- What to work on -
Say how many lines of these entries include the word "communication", and answer with the number alone.

[Recorded data]
>> BEGIN

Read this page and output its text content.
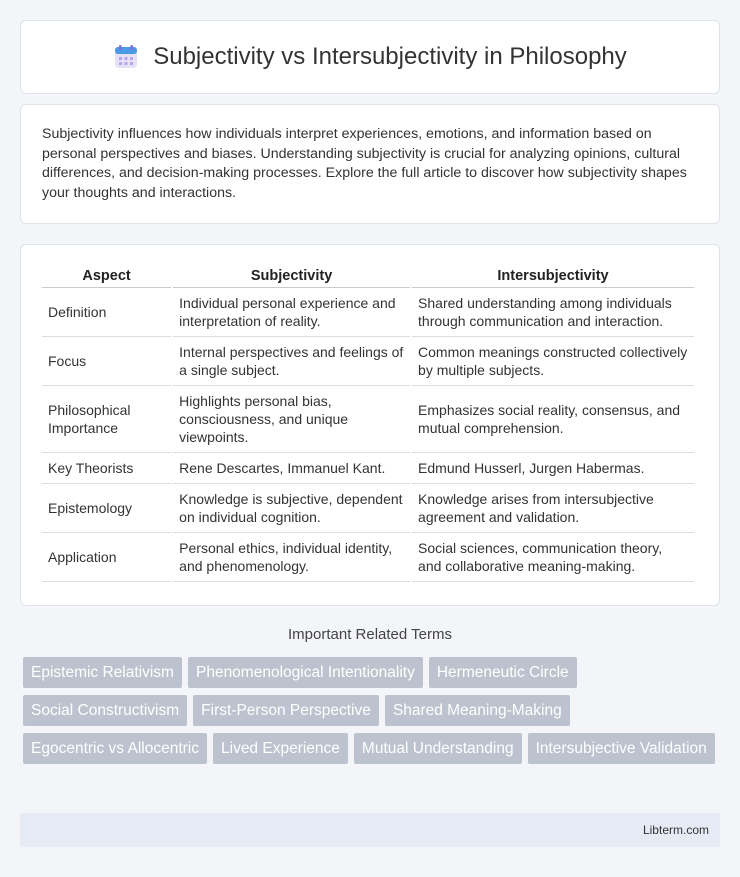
Subjectivity vs Intersubjectivity in Philosophy

Subjectivity influences how individuals interpret experiences, emotions, and information based on personal perspectives and biases. Understanding subjectivity is crucial for analyzing opinions, cultural differences, and decision-making processes. Explore the full article to discover how subjectivity shapes your thoughts and interactions.

Aspect	Subjectivity	Intersubjectivity
Definition	Individual personal experience and interpretation of reality.	Shared understanding among individuals through communication and interaction.
Focus	Internal perspectives and feelings of a single subject.	Common meanings constructed collectively by multiple subjects.
Philosophical Importance	Highlights personal bias, consciousness, and unique viewpoints.	Emphasizes social reality, consensus, and mutual comprehension.
Key Theorists	Rene Descartes, Immanuel Kant.	Edmund Husserl, Jurgen Habermas.
Epistemology	Knowledge is subjective, dependent on individual cognition.	Knowledge arises from intersubjective agreement and validation.
Application	Personal ethics, individual identity, and phenomenology.	Social sciences, communication theory, and collaborative meaning-making.
Important Related Terms
Epistemic Relativism	Phenomenological Intentionality	Hermeneutic Circle
Social Constructivism	First-Person Perspective	Shared Meaning-Making
Egocentric vs Allocentric	Lived Experience	Mutual Understanding	Intersubjective Validation
Libterm.com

>> END

- Answer -
2